Dataset items:
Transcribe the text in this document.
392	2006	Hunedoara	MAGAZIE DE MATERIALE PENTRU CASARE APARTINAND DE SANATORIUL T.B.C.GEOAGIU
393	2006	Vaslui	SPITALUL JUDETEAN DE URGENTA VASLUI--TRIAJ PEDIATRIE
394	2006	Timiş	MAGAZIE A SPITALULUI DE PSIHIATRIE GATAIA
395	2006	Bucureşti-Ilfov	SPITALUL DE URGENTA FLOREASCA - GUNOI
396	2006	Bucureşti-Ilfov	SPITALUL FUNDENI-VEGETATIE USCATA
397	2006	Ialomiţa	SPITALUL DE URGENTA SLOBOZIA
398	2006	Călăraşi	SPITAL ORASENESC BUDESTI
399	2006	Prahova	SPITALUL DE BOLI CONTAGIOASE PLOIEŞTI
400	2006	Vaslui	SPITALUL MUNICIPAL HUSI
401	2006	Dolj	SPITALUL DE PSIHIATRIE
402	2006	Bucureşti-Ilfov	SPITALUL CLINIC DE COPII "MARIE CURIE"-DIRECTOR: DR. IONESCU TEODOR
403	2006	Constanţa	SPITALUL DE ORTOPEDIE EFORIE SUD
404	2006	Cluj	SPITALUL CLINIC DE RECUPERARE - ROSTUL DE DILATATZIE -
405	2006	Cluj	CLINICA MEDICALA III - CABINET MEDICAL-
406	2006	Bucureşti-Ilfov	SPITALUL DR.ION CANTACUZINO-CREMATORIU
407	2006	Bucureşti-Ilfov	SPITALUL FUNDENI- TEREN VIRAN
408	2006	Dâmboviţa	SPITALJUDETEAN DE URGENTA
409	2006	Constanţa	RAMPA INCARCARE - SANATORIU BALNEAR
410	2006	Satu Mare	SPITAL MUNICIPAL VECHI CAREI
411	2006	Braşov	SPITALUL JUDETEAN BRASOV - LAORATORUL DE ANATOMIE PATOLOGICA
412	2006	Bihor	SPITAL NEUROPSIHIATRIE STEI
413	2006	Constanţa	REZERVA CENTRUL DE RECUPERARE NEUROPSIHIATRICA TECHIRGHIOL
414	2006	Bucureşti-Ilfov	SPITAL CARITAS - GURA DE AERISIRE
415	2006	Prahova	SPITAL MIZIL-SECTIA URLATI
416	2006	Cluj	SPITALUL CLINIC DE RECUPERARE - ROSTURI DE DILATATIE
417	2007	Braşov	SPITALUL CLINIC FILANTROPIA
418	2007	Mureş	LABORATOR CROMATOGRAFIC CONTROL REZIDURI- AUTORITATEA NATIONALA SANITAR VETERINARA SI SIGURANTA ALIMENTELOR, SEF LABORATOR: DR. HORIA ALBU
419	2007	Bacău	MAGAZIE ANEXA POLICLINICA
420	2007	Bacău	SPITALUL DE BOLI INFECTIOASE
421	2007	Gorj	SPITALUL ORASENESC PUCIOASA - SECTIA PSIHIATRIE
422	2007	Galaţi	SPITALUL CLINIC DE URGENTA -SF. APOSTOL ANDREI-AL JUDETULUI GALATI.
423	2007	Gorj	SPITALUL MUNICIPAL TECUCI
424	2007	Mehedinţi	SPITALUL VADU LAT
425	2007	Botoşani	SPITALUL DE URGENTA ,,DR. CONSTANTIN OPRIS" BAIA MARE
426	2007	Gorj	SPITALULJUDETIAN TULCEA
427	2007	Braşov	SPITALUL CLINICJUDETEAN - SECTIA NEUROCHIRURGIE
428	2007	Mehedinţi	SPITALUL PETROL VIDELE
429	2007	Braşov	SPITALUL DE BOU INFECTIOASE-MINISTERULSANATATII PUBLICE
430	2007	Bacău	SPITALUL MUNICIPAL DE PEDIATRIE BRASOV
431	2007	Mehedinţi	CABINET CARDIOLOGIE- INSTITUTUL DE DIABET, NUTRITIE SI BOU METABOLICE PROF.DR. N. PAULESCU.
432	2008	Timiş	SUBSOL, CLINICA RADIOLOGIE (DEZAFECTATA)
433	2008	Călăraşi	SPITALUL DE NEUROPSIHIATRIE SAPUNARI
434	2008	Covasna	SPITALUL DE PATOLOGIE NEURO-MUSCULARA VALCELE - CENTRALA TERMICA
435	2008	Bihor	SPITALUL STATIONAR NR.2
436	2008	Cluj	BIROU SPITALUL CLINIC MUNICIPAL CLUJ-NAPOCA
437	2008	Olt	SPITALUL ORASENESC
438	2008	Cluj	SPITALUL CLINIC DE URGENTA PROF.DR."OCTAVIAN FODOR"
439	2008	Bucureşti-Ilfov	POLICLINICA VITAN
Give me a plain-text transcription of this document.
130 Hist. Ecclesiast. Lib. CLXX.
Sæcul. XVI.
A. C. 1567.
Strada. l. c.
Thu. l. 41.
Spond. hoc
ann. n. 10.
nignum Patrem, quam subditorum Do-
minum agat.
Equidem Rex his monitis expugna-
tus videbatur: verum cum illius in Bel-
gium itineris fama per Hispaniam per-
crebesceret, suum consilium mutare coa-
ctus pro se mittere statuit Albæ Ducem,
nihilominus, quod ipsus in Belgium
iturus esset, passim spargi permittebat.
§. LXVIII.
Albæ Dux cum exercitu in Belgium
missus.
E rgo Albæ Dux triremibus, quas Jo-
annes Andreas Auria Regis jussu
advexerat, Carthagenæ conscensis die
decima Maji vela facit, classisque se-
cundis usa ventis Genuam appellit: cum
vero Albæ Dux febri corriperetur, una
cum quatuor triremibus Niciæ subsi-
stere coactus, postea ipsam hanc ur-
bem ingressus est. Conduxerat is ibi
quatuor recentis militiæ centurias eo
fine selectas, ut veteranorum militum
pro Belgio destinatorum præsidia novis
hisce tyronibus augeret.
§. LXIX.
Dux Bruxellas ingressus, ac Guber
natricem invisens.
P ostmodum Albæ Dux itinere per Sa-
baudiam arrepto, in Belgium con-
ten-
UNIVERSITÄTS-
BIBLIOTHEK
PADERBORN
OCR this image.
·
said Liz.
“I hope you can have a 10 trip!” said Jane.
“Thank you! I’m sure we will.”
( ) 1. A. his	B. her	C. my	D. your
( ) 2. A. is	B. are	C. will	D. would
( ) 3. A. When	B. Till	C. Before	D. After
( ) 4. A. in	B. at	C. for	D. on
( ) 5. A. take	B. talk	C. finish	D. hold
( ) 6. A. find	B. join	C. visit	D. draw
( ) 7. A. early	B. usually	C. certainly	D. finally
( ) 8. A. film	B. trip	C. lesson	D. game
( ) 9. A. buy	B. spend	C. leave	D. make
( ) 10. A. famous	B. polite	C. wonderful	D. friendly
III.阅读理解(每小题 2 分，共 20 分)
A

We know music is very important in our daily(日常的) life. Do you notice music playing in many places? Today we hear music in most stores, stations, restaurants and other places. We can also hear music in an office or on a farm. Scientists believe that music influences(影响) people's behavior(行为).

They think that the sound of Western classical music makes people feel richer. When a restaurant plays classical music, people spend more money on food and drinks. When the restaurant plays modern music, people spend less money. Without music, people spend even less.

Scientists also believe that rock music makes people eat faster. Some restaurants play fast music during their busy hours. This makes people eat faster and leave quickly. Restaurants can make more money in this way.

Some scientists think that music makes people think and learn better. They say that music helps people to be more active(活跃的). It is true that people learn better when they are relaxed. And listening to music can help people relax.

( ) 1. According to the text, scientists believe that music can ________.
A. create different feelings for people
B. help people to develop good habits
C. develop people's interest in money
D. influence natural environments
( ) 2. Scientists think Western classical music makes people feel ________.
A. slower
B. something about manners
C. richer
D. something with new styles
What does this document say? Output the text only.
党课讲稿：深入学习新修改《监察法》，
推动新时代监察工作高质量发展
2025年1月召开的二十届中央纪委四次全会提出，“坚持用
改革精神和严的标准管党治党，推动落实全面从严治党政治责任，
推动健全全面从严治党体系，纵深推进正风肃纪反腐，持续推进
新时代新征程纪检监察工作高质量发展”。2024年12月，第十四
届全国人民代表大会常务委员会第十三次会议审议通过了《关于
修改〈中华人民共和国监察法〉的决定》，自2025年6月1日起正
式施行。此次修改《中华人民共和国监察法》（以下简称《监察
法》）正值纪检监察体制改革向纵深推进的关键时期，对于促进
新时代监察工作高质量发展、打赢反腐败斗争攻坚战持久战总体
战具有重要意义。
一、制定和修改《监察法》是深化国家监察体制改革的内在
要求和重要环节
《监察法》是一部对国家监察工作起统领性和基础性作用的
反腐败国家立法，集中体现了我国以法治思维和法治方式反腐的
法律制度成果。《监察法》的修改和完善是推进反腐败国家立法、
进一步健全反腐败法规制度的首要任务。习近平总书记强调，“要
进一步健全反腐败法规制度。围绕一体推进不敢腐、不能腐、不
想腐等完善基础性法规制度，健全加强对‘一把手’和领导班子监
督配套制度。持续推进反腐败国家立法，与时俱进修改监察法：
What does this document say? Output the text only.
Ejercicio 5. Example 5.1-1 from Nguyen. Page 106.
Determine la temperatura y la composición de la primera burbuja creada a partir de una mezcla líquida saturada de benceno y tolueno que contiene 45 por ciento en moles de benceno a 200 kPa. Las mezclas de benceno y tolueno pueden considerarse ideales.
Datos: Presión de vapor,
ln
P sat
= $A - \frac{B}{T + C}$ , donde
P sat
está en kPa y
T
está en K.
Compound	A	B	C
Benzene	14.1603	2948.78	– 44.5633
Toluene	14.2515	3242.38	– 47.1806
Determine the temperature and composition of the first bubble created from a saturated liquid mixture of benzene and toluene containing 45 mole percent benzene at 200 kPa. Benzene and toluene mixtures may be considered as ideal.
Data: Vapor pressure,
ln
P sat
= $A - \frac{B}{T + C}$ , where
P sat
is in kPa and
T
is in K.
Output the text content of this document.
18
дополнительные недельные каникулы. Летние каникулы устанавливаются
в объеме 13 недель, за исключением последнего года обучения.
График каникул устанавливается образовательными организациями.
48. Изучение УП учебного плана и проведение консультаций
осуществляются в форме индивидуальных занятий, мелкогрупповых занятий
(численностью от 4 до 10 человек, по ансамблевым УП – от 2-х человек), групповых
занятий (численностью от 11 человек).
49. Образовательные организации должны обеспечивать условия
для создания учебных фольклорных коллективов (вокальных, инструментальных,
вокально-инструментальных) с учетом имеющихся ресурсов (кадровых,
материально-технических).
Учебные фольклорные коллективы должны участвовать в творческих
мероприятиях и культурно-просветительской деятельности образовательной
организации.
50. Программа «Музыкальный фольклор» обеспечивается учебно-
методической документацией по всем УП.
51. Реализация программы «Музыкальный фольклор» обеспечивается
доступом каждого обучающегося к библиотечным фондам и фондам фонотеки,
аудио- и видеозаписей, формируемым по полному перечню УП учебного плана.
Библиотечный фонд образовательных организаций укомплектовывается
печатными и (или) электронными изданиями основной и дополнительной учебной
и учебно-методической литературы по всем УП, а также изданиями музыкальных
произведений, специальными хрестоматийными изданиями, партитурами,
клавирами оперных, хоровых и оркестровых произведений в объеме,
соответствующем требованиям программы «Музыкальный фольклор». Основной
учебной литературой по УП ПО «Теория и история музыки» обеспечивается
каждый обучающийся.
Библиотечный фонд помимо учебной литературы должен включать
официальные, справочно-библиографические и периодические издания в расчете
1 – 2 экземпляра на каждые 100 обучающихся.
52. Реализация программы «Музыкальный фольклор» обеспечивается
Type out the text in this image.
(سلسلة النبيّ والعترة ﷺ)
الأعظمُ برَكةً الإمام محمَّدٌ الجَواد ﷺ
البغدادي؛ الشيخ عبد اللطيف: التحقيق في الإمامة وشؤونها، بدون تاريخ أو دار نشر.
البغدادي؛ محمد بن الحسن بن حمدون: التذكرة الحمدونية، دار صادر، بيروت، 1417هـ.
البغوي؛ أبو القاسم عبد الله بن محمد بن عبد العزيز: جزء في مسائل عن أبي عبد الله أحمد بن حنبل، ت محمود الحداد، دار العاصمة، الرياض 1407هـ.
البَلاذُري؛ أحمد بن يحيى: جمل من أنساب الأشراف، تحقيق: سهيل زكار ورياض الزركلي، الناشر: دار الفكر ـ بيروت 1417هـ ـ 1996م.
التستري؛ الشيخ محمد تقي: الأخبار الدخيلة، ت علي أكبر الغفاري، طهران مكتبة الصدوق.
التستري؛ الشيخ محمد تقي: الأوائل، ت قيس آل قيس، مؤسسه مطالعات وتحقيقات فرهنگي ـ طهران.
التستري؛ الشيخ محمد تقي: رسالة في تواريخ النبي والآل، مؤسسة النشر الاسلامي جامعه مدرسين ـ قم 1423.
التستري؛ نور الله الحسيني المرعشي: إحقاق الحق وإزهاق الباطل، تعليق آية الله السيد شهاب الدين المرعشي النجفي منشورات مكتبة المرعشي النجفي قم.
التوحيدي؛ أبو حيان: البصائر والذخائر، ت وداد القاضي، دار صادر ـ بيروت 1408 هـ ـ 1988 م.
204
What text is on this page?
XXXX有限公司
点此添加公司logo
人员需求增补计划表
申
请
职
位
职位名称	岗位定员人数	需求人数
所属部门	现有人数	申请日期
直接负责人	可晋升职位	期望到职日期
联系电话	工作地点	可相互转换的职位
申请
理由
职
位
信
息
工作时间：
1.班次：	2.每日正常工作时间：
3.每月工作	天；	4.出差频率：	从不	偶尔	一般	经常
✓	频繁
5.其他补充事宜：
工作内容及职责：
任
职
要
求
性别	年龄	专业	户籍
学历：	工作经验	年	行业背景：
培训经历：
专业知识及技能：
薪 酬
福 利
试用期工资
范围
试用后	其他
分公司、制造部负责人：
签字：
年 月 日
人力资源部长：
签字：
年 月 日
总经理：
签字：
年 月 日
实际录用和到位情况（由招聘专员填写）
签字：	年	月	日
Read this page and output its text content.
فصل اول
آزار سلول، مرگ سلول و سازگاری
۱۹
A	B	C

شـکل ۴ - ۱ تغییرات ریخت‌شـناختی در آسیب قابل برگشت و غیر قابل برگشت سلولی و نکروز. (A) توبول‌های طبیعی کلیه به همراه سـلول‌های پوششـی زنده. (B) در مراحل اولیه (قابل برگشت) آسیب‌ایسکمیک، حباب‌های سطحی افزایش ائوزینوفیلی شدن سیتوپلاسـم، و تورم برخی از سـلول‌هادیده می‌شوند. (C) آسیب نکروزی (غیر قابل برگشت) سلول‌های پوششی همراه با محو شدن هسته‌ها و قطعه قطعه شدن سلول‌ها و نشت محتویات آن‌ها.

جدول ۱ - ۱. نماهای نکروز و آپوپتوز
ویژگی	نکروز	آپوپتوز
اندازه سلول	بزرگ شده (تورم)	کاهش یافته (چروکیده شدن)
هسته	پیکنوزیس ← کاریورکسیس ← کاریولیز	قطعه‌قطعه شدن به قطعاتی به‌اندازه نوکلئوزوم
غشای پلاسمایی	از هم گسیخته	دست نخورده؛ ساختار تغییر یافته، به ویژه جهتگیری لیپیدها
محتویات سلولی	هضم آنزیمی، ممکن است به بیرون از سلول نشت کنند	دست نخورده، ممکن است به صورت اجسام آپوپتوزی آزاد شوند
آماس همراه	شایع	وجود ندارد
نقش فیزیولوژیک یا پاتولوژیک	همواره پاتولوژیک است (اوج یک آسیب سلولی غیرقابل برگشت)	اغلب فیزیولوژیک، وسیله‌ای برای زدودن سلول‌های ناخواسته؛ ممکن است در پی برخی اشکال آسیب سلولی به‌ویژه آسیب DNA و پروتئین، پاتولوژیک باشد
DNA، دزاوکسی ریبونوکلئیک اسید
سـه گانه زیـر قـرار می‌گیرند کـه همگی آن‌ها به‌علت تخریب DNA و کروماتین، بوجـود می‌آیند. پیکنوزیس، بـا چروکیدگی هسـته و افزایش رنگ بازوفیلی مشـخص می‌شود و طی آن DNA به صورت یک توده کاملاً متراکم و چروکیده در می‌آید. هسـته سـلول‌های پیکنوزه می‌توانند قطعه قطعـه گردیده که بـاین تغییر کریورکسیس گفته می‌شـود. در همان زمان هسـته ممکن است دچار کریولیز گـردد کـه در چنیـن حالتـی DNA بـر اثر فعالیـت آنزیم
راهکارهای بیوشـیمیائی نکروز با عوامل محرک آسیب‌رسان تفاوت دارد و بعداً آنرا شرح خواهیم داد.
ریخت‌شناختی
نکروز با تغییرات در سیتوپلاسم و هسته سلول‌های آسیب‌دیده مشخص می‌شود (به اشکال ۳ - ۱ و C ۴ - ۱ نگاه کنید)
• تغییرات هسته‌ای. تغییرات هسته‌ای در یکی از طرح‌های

> [SET EXERCISE]: Pull out every line holding "همراه" from the records above, and copy it.

> [ANSWER FOR THIS EXERCISE]:
شـکل ۴ - ۱ تغییرات ریخت‌شـناختی در آسیب قابل برگشت و غیر قابل برگشت سلولی و نکروز. (A) توبول‌های طبیعی کلیه به همراه سـلول‌های پوششـی زنده. (B) در مراحل اولیه (قابل برگشت) آسیب‌ایسکمیک، حباب‌های سطحی افزایش ائوزینوفیلی شدن سیتوپلاسـم، و تورم برخی از سـلول‌هادیده می‌شوند. (C) آسیب نکروزی (غیر قابل برگشت) سلول‌های پوششی همراه با محو شدن هسته‌ها و قطعه قطعه شدن سلول‌ها و نشت محتویات آن‌ها.
آماس همراه	شایع	وجود ندارد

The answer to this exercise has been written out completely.